**MATERIAL SHOWN**.
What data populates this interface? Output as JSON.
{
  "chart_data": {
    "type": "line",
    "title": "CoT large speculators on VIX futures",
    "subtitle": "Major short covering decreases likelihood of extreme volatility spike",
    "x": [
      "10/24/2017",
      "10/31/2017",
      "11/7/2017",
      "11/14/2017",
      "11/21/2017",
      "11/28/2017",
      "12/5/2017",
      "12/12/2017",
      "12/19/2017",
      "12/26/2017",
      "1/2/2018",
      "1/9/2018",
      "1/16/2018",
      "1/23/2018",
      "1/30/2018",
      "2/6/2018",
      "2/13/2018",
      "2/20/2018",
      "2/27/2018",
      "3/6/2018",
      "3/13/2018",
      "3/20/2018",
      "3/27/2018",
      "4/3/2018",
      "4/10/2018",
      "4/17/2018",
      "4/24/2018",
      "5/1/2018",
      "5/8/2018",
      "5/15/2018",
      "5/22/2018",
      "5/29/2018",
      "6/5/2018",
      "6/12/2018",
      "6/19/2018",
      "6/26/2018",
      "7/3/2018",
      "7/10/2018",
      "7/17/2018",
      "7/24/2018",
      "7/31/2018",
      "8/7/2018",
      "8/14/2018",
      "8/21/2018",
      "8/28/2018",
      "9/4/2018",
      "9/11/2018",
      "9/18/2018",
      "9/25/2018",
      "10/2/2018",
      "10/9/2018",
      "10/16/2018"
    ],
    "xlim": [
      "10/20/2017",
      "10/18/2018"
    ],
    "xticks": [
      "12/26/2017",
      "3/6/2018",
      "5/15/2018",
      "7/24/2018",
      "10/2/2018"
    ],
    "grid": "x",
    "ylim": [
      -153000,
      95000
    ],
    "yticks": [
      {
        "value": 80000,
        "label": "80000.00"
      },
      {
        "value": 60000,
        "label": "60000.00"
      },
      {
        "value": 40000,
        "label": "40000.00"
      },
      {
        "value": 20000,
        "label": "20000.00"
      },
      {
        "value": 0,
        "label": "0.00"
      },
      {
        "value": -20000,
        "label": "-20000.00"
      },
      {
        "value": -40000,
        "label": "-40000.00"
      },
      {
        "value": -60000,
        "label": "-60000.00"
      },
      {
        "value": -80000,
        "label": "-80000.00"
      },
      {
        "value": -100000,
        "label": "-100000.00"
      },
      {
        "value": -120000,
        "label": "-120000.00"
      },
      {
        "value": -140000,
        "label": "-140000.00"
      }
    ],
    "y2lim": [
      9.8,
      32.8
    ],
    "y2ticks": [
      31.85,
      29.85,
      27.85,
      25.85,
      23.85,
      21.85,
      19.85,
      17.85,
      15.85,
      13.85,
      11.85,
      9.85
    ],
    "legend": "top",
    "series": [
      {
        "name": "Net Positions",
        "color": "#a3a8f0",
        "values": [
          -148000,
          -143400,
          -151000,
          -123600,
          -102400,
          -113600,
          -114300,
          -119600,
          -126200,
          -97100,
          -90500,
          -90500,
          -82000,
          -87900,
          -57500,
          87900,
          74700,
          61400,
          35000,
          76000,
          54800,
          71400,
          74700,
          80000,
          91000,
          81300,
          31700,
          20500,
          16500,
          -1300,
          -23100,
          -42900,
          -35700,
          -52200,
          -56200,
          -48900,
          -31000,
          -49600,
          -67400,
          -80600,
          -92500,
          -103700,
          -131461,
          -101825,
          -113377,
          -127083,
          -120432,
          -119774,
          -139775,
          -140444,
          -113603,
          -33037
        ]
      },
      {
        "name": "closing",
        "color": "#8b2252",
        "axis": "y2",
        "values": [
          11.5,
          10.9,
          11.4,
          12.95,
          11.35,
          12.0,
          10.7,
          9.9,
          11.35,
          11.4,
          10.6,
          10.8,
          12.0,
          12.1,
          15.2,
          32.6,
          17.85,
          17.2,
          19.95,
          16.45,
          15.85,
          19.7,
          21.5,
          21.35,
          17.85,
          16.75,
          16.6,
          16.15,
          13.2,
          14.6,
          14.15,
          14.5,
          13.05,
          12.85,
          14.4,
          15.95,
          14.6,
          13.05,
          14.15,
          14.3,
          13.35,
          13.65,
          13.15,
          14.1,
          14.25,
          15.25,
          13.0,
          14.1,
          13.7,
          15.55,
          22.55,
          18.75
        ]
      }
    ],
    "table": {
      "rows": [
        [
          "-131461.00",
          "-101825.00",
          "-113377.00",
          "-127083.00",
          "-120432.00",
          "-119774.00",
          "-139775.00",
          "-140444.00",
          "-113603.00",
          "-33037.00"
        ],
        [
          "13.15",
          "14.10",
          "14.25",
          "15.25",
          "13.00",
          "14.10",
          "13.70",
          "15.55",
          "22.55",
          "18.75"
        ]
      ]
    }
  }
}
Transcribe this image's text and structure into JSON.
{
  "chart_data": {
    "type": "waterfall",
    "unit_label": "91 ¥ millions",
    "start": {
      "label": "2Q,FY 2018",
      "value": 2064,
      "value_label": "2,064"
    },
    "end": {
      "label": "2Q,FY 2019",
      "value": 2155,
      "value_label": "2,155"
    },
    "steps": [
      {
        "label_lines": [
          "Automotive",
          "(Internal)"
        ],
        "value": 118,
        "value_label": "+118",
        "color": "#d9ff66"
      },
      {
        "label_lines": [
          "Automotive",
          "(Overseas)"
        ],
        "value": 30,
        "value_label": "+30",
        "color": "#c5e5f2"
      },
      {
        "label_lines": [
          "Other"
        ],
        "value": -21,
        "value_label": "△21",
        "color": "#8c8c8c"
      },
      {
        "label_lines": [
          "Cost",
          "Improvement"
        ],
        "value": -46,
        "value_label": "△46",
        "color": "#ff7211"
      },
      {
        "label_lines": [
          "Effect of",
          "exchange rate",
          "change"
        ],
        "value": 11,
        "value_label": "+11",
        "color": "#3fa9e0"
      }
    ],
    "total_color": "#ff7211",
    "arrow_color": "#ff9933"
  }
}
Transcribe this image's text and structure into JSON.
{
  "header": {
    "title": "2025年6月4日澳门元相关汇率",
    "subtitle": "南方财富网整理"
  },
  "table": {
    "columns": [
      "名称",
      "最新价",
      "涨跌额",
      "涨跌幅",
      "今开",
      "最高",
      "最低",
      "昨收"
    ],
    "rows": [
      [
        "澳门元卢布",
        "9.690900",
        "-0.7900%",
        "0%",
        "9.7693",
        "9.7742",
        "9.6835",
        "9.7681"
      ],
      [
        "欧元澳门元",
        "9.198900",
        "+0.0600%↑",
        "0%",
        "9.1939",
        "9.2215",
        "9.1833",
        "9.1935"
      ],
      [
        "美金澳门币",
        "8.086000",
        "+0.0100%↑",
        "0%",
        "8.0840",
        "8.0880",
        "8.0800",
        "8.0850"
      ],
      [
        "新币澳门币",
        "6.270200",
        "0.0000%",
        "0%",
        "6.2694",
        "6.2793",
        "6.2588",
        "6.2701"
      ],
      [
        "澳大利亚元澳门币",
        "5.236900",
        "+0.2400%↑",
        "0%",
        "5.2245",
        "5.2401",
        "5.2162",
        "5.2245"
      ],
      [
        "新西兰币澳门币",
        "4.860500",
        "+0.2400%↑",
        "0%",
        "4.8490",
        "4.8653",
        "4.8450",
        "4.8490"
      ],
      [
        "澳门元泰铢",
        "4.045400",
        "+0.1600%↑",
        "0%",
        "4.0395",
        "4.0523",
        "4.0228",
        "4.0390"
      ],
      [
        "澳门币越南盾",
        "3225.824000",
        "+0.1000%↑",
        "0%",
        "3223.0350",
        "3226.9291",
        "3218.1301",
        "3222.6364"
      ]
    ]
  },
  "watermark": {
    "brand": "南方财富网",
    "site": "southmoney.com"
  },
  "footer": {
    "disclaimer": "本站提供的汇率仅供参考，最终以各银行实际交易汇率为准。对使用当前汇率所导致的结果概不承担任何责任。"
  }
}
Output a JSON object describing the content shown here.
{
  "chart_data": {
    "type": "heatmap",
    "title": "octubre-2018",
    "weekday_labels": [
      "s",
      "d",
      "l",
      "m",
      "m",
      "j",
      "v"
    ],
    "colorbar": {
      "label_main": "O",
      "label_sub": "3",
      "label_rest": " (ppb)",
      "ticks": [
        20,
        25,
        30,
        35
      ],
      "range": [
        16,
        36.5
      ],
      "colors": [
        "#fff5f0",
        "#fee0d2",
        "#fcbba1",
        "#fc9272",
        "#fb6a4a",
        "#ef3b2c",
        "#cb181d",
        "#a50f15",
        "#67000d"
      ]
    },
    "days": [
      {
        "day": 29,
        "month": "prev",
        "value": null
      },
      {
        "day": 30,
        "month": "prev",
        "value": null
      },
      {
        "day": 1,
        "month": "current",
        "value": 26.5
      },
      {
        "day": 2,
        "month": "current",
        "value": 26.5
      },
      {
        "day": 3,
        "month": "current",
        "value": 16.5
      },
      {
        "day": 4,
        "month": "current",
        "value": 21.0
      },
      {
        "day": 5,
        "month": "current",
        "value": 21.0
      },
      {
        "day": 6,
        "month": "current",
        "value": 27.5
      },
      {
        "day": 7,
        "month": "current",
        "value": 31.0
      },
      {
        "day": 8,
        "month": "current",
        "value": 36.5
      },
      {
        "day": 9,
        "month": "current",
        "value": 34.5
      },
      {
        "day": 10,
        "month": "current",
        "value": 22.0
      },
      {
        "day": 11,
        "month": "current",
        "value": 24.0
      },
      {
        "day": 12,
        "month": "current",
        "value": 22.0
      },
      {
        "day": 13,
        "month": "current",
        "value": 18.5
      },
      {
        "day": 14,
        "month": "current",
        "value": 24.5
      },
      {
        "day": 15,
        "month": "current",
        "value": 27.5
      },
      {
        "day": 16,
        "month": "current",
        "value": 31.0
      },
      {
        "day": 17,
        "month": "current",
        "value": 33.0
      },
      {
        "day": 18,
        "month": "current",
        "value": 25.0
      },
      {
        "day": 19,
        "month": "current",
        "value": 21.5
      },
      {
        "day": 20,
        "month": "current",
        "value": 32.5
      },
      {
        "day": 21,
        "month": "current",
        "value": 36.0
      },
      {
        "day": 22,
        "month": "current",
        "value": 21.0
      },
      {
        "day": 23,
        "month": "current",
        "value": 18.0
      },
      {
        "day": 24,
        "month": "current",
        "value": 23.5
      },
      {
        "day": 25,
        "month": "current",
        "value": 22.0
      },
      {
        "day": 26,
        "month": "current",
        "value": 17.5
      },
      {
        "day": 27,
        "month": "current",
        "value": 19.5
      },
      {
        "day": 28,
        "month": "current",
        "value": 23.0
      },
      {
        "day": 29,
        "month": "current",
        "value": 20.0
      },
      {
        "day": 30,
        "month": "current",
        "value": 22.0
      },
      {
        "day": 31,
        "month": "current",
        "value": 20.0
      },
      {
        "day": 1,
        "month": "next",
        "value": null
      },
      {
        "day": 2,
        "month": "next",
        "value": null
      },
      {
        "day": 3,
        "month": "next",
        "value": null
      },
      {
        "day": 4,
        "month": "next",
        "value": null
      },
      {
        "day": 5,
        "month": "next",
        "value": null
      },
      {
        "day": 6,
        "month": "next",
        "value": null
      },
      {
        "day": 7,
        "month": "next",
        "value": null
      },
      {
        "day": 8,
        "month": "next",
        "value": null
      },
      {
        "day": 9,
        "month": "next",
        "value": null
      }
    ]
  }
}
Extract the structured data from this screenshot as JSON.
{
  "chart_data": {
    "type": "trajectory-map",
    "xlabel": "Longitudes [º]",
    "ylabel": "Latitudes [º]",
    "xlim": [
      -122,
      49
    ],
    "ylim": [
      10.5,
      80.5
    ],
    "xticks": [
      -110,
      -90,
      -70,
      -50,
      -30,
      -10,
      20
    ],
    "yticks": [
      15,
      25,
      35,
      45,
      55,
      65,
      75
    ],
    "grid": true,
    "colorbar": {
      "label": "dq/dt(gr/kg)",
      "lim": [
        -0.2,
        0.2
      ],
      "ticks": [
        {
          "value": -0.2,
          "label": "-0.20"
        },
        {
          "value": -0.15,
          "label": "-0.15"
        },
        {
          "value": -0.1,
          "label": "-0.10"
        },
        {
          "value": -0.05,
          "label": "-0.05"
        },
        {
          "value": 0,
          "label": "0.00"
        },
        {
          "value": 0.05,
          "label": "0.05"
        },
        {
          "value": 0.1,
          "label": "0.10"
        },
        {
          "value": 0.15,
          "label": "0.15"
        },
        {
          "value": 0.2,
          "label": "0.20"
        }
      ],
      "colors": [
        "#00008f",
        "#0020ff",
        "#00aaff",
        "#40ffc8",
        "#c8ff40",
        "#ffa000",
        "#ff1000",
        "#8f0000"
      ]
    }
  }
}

**TASK**.
Look for the word "subtitle" and return every line where it occurs.

**REPLY TO THE EXERCISE**.
    "subtitle": "Major short covering decreases likelihood of extreme volatility spike",
    "subtitle": "南方财富网整理"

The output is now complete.